* [Exercise objective]:
Look through the lines below and extract each one that contains "high".

::: Working data

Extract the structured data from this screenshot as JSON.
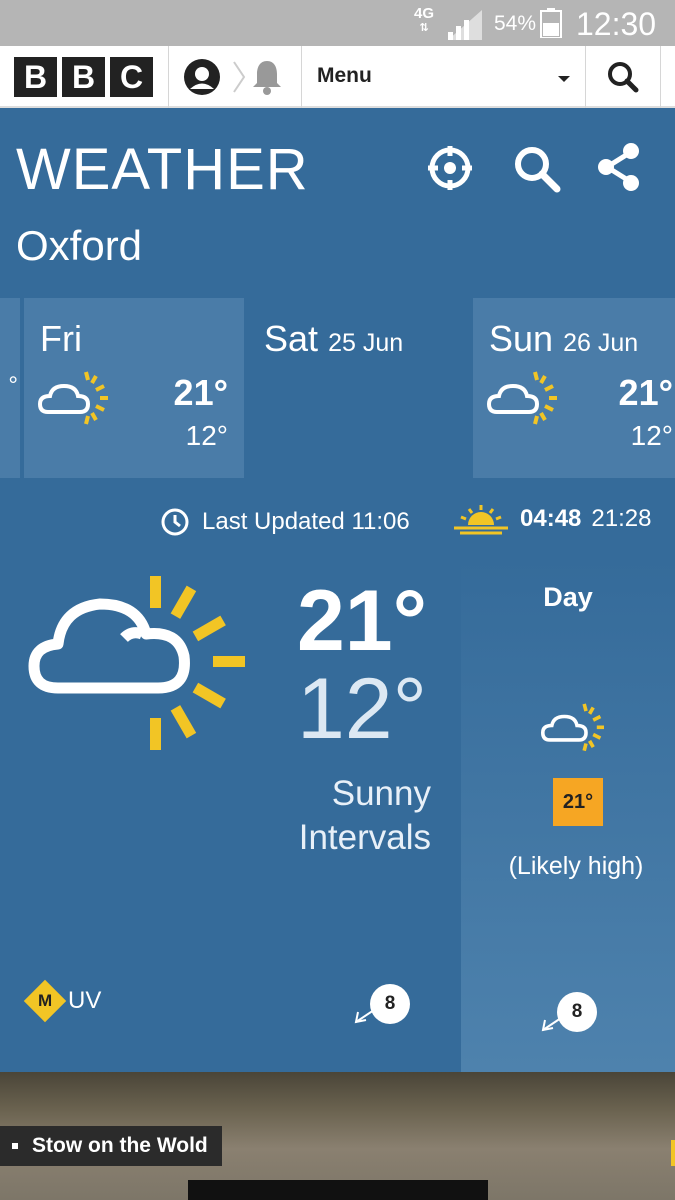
{
  "status_bar": {
    "network": "4G",
    "battery_percent": "54%",
    "time": "12:30"
  },
  "bbc_nav": {
    "logo_letters": [
      "B",
      "B",
      "C"
    ],
    "menu_label": "Menu"
  },
  "weather": {
    "title": "WEATHER",
    "location": "Oxford",
    "forecast_days": [
      {
        "day": "Fri",
        "date": "",
        "high": "21°",
        "low": "12°",
        "icon": "sunny-intervals-icon"
      },
      {
        "day": "Sat",
        "date": "25 Jun",
        "high": "",
        "low": "",
        "icon": ""
      },
      {
        "day": "Sun",
        "date": "26 Jun",
        "high": "21°",
        "low": "12°",
        "icon": "sunny-intervals-icon"
      }
    ],
    "last_updated": "Last Updated 11:06",
    "sunrise": "04:48",
    "sunset": "21:28",
    "today": {
      "high": "21°",
      "low": "12°",
      "description_line1": "Sunny",
      "description_line2": "Intervals",
      "uv_level": "M",
      "uv_label": "UV",
      "wind_speed": "8"
    },
    "day_panel": {
      "label": "Day",
      "temperature": "21°",
      "note": "(Likely high)",
      "wind_speed": "8"
    }
  },
  "map": {
    "location_label": "Stow on the Wold"
  },
  "colors": {
    "background": "#356b9a",
    "card_alt": "#4a7ca8",
    "sun_yellow": "#f2c525",
    "temp_badge": "#f6a623"
  }
}
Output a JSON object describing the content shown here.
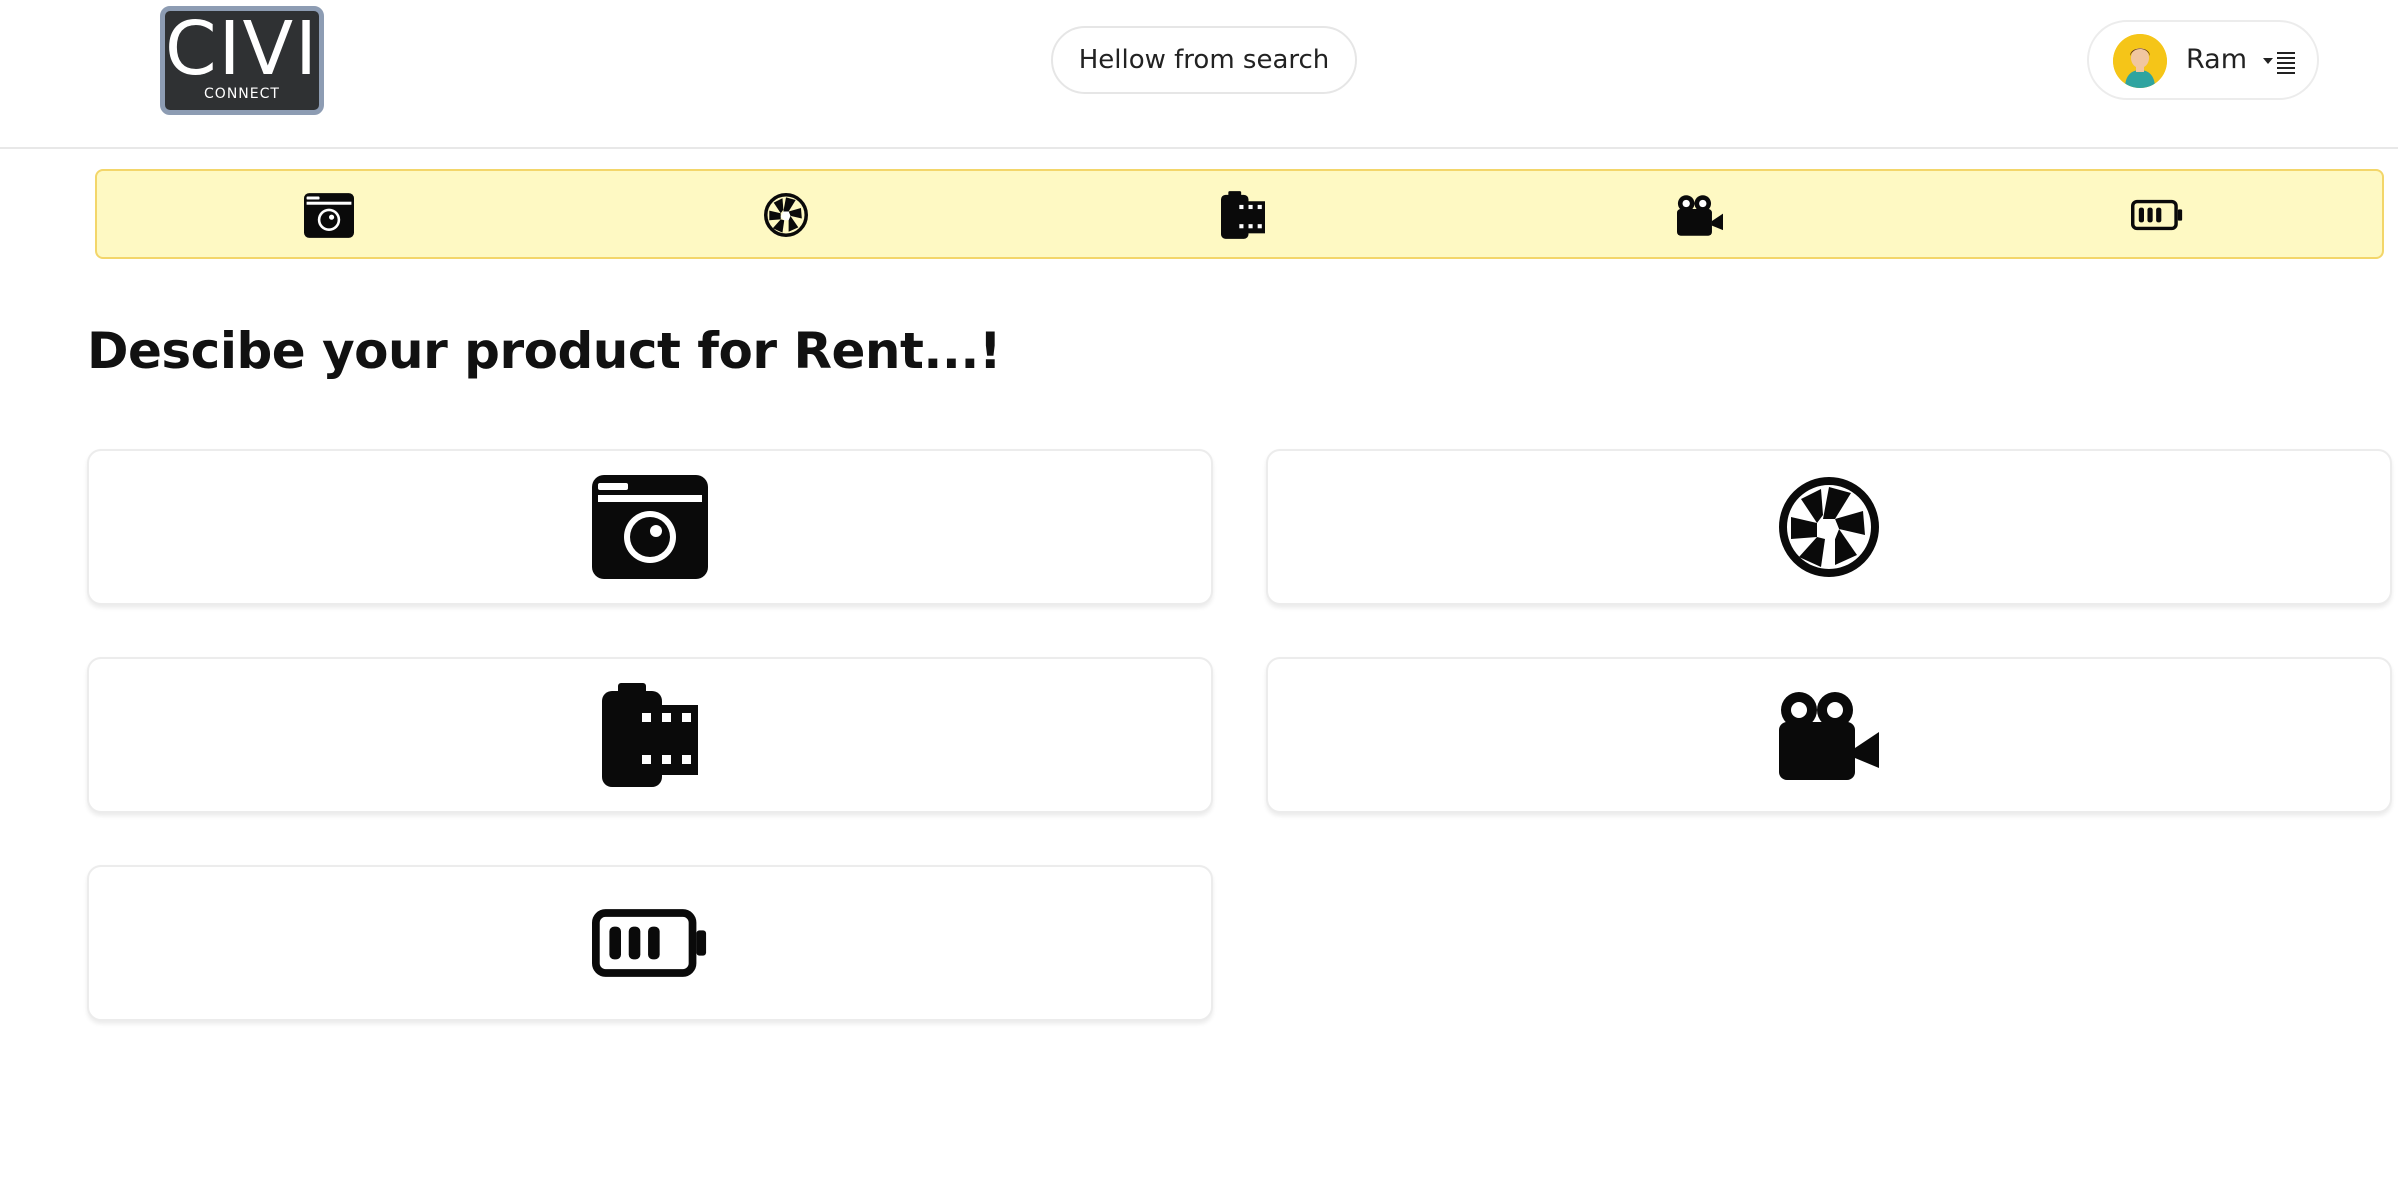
{
  "header": {
    "logo": {
      "main": "CIVI",
      "sub": "CONNECT"
    },
    "search": {
      "text": "Hellow from search"
    },
    "user": {
      "name": "Ram",
      "avatar_icon": "user-avatar-icon",
      "menu_icon": "dropdown-menu-icon"
    }
  },
  "category_bar": {
    "background": "#fef9c3",
    "border": "#f3d66a",
    "items": [
      {
        "icon": "camera-icon"
      },
      {
        "icon": "aperture-icon"
      },
      {
        "icon": "film-roll-icon"
      },
      {
        "icon": "video-camera-icon"
      },
      {
        "icon": "battery-icon"
      }
    ]
  },
  "main": {
    "title": "Descibe your product for Rent...!",
    "cards": [
      {
        "icon": "camera-icon"
      },
      {
        "icon": "aperture-icon"
      },
      {
        "icon": "film-roll-icon"
      },
      {
        "icon": "video-camera-icon"
      },
      {
        "icon": "battery-icon"
      }
    ]
  }
}
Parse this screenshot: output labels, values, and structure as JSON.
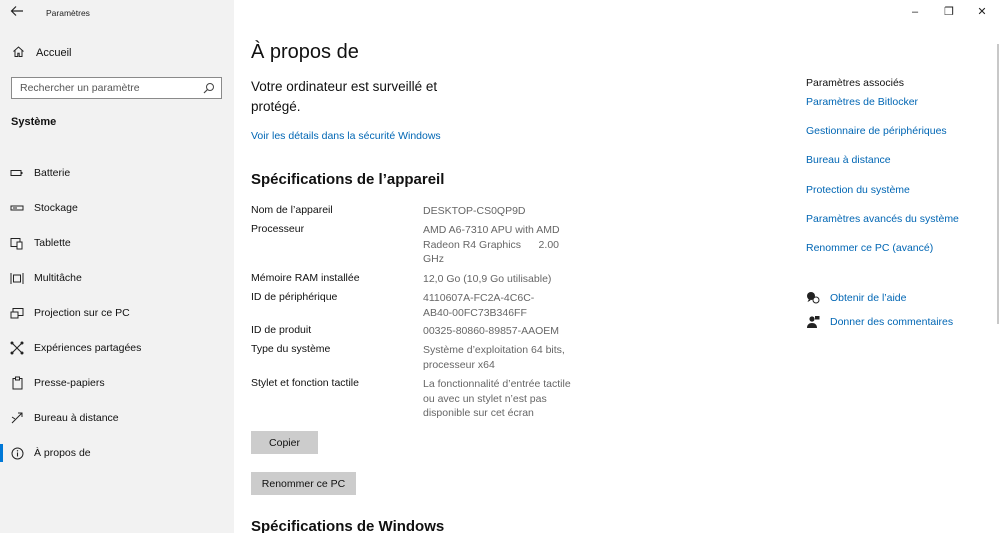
{
  "window": {
    "app_title": "Paramètres",
    "minimize_glyph": "–",
    "restore_glyph": "❐",
    "close_glyph": "✕"
  },
  "sidebar": {
    "home_label": "Accueil",
    "search_placeholder": "Rechercher un paramètre",
    "section_header": "Système",
    "items": [
      {
        "label": "Batterie",
        "icon": "battery-icon"
      },
      {
        "label": "Stockage",
        "icon": "storage-icon"
      },
      {
        "label": "Tablette",
        "icon": "tablet-icon"
      },
      {
        "label": "Multitâche",
        "icon": "multitasking-icon"
      },
      {
        "label": "Projection sur ce PC",
        "icon": "projection-icon"
      },
      {
        "label": "Expériences partagées",
        "icon": "shared-experiences-icon"
      },
      {
        "label": "Presse-papiers",
        "icon": "clipboard-icon"
      },
      {
        "label": "Bureau à distance",
        "icon": "remote-desktop-icon"
      },
      {
        "label": "À propos de",
        "icon": "info-icon",
        "active": true
      }
    ]
  },
  "main": {
    "title": "À propos de",
    "status_line1": "Votre ordinateur est surveillé et",
    "status_line2": "protégé.",
    "security_link": "Voir les détails dans la sécurité Windows",
    "device_specs_title": "Spécifications de l’appareil",
    "specs": [
      {
        "key": "Nom de l’appareil",
        "value": "DESKTOP-CS0QP9D"
      },
      {
        "key": "Processeur",
        "value": "AMD A6-7310 APU with AMD Radeon R4 Graphics      2.00 GHz"
      },
      {
        "key": "Mémoire RAM installée",
        "value": "12,0 Go (10,9 Go utilisable)"
      },
      {
        "key": "ID de périphérique",
        "value": "4110607A-FC2A-4C6C-AB40-00FC73B346FF"
      },
      {
        "key": "ID de produit",
        "value": "00325-80860-89857-AAOEM"
      },
      {
        "key": "Type du système",
        "value": "Système d’exploitation 64 bits, processeur x64"
      },
      {
        "key": "Stylet et fonction tactile",
        "value": "La fonctionnalité d’entrée tactile ou avec un stylet n’est pas disponible sur cet écran"
      }
    ],
    "copy_button": "Copier",
    "rename_button": "Renommer ce PC",
    "windows_specs_title": "Spécifications de Windows"
  },
  "related": {
    "header": "Paramètres associés",
    "links": [
      "Paramètres de Bitlocker",
      "Gestionnaire de périphériques",
      "Bureau à distance",
      "Protection du système",
      "Paramètres avancés du système",
      "Renommer ce PC (avancé)"
    ],
    "help_label": "Obtenir de l’aide",
    "feedback_label": "Donner des commentaires"
  },
  "colors": {
    "accent": "#0078d7",
    "link": "#0066b4",
    "sidebar_bg": "#f2f2f2",
    "button_bg": "#cccccc",
    "value_text": "#666666"
  }
}
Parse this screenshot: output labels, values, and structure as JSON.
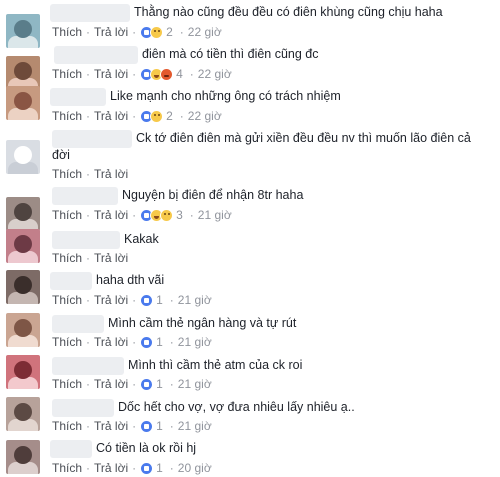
{
  "comments": [
    {
      "text": "Thằng nào cũng đều đều có điên khùng cũng chịu haha",
      "actions": {
        "like": "Thích",
        "reply": "Trả lời"
      },
      "reactions": [
        "like",
        "sad"
      ],
      "reaction_count": "2",
      "time": "22 giờ",
      "avatar_colors": [
        "#8fb7c4",
        "#5a7d8a",
        "#dbe7ea"
      ]
    },
    {
      "text": "điên mà có tiền thì điên cũng đc",
      "actions": {
        "like": "Thích",
        "reply": "Trả lời"
      },
      "reactions": [
        "like",
        "haha",
        "angry"
      ],
      "reaction_count": "4",
      "time": "22 giờ",
      "avatar_colors": [
        "#b58a6f",
        "#6e4a3a",
        "#e8c7b8"
      ]
    },
    {
      "text": "Like mạnh cho những ông có trách nhiệm",
      "actions": {
        "like": "Thích",
        "reply": "Trả lời"
      },
      "reactions": [
        "like",
        "sad"
      ],
      "reaction_count": "2",
      "time": "22 giờ",
      "avatar_colors": [
        "#c79a80",
        "#8a5544",
        "#ecd2c3"
      ]
    },
    {
      "text": "Ck tớ điên điên mà gửi xiền đều đều nv thì muốn lão điên cả đời",
      "actions": {
        "like": "Thích",
        "reply": "Trả lời"
      },
      "reactions": [],
      "reaction_count": "",
      "time": "",
      "avatar_colors": [
        "#d9dde3",
        "#ffffff",
        "#c9ced6"
      ]
    },
    {
      "text": "Nguyện bị điên để nhận 8tr haha",
      "actions": {
        "like": "Thích",
        "reply": "Trả lời"
      },
      "reactions": [
        "like",
        "haha",
        "sad"
      ],
      "reaction_count": "3",
      "time": "21 giờ",
      "avatar_colors": [
        "#9c8c86",
        "#4f4440",
        "#d8cfcb"
      ]
    },
    {
      "text": "Kakak",
      "actions": {
        "like": "Thích",
        "reply": "Trả lời"
      },
      "reactions": [],
      "reaction_count": "",
      "time": "",
      "avatar_colors": [
        "#c27f8a",
        "#6d3a45",
        "#edc8cf"
      ]
    },
    {
      "text": "haha dth vãi",
      "actions": {
        "like": "Thích",
        "reply": "Trả lời"
      },
      "reactions": [
        "like"
      ],
      "reaction_count": "1",
      "time": "21 giờ",
      "avatar_colors": [
        "#7d6b66",
        "#3a2e2b",
        "#c4b6b1"
      ]
    },
    {
      "text": "Mình cầm thẻ ngân hàng và tự rút",
      "actions": {
        "like": "Thích",
        "reply": "Trả lời"
      },
      "reactions": [
        "like"
      ],
      "reaction_count": "1",
      "time": "21 giờ",
      "avatar_colors": [
        "#caa592",
        "#7e5646",
        "#f0dbd0"
      ]
    },
    {
      "text": "Mình thì cầm thẻ atm của ck roi",
      "actions": {
        "like": "Thích",
        "reply": "Trả lời"
      },
      "reactions": [
        "like"
      ],
      "reaction_count": "1",
      "time": "21 giờ",
      "avatar_colors": [
        "#d0737c",
        "#7d2c35",
        "#f3c9cd"
      ]
    },
    {
      "text": "Dốc hết cho vợ, vợ đưa nhiêu lấy nhiêu ạ..",
      "actions": {
        "like": "Thích",
        "reply": "Trả lời"
      },
      "reactions": [
        "like"
      ],
      "reaction_count": "1",
      "time": "21 giờ",
      "avatar_colors": [
        "#b7a29a",
        "#5c4a44",
        "#e2d5cf"
      ]
    },
    {
      "text": "Có tiền là ok rồi hj",
      "actions": {
        "like": "Thích",
        "reply": "Trả lời"
      },
      "reactions": [
        "like"
      ],
      "reaction_count": "1",
      "time": "20 giờ",
      "avatar_colors": [
        "#a58d8a",
        "#4f3d3b",
        "#dccfcd"
      ]
    }
  ]
}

::::::

* [Written solution]:
        "high": "21°",
        "high": "",
        "high": "21°",
      "high": "21°",
      "note": "(Likely high)",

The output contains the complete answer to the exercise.